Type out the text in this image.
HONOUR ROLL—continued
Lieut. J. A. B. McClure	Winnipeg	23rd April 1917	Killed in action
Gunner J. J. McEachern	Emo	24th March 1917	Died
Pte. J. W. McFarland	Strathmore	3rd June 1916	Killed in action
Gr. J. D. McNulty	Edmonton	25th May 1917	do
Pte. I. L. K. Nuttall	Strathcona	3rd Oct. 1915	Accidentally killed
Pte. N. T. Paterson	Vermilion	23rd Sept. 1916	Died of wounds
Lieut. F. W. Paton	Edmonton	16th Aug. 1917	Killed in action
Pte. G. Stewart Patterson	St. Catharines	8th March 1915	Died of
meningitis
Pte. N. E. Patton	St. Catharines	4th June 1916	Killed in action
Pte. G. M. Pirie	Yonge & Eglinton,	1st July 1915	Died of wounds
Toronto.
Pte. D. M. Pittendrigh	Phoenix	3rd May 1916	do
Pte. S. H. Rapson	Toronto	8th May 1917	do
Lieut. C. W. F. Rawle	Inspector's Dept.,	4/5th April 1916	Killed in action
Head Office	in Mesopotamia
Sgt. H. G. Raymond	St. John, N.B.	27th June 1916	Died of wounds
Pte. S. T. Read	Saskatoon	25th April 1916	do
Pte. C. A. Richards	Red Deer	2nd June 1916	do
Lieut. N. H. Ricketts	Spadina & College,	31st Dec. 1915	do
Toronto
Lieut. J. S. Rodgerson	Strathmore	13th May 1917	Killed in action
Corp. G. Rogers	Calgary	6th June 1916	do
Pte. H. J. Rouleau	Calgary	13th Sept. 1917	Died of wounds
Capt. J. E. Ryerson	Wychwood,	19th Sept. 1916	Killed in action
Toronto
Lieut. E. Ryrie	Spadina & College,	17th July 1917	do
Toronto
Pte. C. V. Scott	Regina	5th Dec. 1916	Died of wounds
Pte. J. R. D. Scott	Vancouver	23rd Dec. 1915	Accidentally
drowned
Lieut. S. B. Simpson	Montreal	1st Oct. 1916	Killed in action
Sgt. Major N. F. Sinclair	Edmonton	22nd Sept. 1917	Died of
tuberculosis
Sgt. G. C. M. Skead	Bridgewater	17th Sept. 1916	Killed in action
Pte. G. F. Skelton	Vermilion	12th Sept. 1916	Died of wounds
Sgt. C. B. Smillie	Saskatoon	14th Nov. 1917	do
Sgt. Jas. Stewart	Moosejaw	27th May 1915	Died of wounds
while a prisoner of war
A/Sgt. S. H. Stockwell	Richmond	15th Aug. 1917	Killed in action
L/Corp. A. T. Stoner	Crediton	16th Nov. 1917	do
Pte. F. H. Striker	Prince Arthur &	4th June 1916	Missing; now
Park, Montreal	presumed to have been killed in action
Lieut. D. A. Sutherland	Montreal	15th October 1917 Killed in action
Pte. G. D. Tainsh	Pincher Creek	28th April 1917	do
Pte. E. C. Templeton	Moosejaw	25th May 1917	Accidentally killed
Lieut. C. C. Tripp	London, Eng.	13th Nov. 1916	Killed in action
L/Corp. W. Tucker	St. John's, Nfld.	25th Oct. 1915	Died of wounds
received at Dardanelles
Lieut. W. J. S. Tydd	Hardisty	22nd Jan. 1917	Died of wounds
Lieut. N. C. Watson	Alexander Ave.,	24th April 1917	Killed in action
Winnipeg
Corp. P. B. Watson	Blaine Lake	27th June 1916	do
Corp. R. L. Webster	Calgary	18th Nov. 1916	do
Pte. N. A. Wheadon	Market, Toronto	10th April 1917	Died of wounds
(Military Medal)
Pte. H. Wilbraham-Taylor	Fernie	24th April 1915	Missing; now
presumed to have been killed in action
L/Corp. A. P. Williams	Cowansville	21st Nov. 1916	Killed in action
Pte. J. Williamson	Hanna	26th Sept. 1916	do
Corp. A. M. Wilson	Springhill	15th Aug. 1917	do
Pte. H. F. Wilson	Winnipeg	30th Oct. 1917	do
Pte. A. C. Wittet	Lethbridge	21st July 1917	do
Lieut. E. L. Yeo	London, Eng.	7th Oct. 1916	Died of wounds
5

+++++

__GIVEN PROBLEM__
Look for the word "London" in every line of the listing and copy the lines that have it.

__FULL SOLUTION__
Lieut. C. C. Tripp	London, Eng.	13th Nov. 1916	Killed in action
Lieut. E. L. Yeo	London, Eng.	7th Oct. 1916	Died of wounds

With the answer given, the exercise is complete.